Dataset items
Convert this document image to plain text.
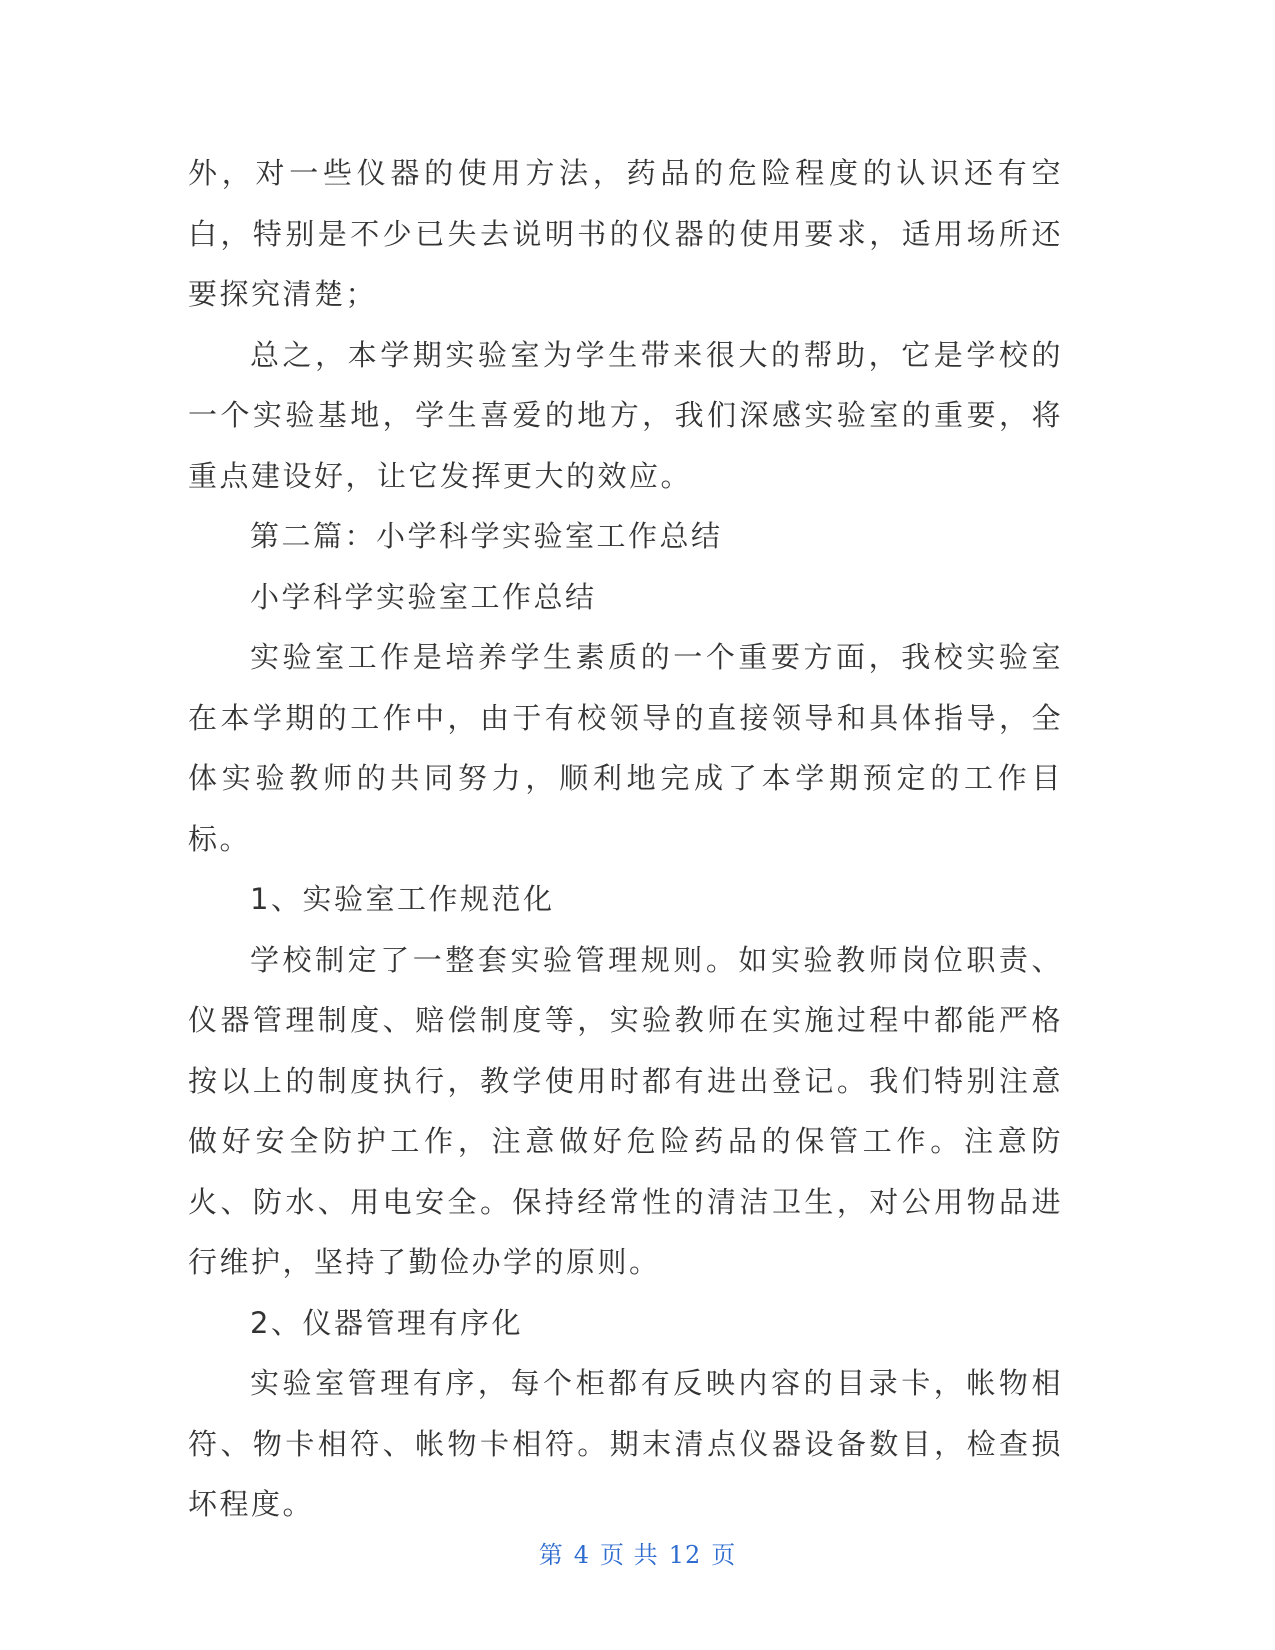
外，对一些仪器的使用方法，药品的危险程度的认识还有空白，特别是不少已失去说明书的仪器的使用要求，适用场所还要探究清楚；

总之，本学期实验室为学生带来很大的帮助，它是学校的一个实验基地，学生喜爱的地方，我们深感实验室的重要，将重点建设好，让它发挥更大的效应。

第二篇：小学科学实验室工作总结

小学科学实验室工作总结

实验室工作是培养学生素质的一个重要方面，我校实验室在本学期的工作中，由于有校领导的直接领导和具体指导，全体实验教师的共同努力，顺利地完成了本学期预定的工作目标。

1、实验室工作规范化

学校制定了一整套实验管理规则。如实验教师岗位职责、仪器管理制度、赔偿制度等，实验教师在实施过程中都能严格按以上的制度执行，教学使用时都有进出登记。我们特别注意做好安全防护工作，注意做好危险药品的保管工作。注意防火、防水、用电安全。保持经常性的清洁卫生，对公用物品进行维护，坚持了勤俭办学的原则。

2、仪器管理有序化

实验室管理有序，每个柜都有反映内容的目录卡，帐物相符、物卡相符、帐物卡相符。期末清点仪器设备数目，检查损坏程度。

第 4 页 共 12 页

...

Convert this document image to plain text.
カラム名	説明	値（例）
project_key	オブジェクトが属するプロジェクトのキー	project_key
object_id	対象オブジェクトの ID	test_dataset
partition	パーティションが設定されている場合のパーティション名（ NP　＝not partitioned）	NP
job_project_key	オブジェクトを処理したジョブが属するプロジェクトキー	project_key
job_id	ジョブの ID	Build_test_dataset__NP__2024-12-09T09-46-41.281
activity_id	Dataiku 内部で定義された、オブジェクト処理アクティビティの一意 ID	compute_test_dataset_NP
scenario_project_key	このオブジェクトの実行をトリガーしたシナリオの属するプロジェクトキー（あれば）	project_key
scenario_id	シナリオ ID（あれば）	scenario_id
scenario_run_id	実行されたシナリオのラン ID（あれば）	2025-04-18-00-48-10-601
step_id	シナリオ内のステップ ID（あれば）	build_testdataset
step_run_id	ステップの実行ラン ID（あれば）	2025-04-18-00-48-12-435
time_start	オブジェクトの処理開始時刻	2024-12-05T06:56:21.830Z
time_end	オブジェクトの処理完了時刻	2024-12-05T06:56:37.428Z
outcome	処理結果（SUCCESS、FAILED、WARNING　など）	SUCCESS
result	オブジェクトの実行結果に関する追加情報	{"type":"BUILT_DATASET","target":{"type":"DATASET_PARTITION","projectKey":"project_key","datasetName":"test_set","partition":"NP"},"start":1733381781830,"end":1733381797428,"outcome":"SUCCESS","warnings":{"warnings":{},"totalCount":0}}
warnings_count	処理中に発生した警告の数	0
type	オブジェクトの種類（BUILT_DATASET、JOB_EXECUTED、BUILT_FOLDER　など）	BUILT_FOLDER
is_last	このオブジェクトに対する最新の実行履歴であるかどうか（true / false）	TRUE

* * *

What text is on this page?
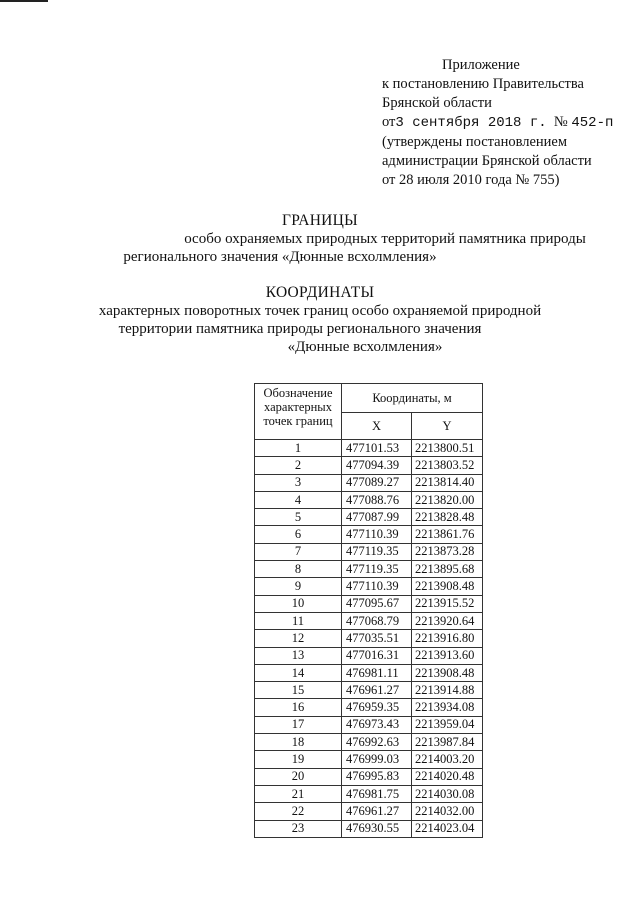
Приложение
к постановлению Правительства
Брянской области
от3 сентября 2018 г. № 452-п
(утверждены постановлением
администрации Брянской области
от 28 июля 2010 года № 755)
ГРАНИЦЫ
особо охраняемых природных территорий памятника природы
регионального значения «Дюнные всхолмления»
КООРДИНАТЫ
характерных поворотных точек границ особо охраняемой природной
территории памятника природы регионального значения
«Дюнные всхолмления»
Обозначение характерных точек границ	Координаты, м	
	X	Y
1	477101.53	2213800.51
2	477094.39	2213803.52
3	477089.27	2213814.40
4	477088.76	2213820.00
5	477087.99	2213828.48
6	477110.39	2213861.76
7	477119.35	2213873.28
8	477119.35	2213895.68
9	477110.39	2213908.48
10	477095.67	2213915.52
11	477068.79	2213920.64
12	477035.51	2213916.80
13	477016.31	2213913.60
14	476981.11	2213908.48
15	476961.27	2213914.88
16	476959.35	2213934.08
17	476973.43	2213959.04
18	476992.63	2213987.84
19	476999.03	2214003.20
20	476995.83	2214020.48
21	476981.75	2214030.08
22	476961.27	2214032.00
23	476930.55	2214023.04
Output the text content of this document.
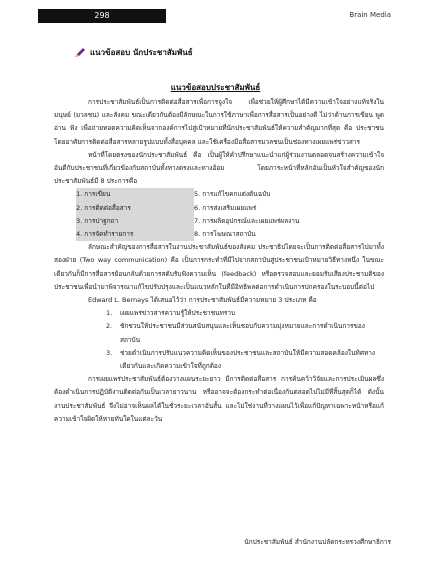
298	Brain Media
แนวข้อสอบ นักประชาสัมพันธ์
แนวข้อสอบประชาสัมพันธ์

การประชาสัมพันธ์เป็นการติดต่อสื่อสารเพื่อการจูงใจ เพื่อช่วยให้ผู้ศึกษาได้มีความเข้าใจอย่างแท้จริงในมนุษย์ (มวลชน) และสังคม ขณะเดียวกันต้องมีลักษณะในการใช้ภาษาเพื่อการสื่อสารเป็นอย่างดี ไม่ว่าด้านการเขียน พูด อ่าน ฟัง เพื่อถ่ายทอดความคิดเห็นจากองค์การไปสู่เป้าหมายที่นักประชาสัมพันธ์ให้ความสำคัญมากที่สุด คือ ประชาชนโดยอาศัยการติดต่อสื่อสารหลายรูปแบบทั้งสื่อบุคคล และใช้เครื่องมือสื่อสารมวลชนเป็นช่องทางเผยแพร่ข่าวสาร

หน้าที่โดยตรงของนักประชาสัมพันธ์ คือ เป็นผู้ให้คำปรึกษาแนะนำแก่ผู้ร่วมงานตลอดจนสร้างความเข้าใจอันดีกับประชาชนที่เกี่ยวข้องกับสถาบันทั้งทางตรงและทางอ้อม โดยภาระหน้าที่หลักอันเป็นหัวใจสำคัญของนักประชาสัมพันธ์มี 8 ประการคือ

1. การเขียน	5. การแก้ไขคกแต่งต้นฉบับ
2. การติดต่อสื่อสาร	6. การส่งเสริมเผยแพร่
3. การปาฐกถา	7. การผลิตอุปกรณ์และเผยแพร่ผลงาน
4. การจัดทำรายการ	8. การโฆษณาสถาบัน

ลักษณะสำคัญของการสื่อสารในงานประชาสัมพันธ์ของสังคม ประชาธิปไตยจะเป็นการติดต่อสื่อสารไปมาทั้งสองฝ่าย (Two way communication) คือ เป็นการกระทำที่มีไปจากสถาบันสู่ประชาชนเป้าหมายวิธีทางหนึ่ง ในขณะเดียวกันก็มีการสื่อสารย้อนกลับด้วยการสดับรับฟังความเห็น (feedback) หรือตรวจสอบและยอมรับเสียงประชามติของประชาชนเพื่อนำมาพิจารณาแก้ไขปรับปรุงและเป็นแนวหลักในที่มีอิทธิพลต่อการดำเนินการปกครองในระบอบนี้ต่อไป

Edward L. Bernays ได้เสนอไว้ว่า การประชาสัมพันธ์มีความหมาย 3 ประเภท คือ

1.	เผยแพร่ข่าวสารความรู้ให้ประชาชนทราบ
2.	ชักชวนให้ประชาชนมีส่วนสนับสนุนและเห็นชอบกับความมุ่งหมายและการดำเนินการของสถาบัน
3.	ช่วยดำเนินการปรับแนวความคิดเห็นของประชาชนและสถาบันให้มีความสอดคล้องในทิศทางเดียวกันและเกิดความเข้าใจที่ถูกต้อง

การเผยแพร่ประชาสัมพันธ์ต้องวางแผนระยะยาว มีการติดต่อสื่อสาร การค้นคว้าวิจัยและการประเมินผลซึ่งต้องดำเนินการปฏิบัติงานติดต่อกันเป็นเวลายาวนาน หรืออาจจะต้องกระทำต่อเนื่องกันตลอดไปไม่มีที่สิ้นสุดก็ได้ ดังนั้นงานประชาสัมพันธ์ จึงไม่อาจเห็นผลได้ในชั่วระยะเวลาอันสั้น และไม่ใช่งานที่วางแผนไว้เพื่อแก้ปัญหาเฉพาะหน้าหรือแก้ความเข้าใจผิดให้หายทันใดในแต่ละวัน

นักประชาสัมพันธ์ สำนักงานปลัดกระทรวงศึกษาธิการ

WHAT YOU ARE ASKED TO DO:
Scan the material above for the word "SUCCESS". Copy each line where it occurs.

TASK RESULT:
outcome	処理結果（SUCCESS、FAILED、WARNING　など）	SUCCESS
result	オブジェクトの実行結果に関する追加情報	{"type":"BUILT_DATASET","target":{"type":"DATASET_PARTITION","projectKey":"project_key","datasetName":"test_set","partition":"NP"},"start":1733381781830,"end":1733381797428,"outcome":"SUCCESS","warnings":{"warnings":{},"totalCount":0}}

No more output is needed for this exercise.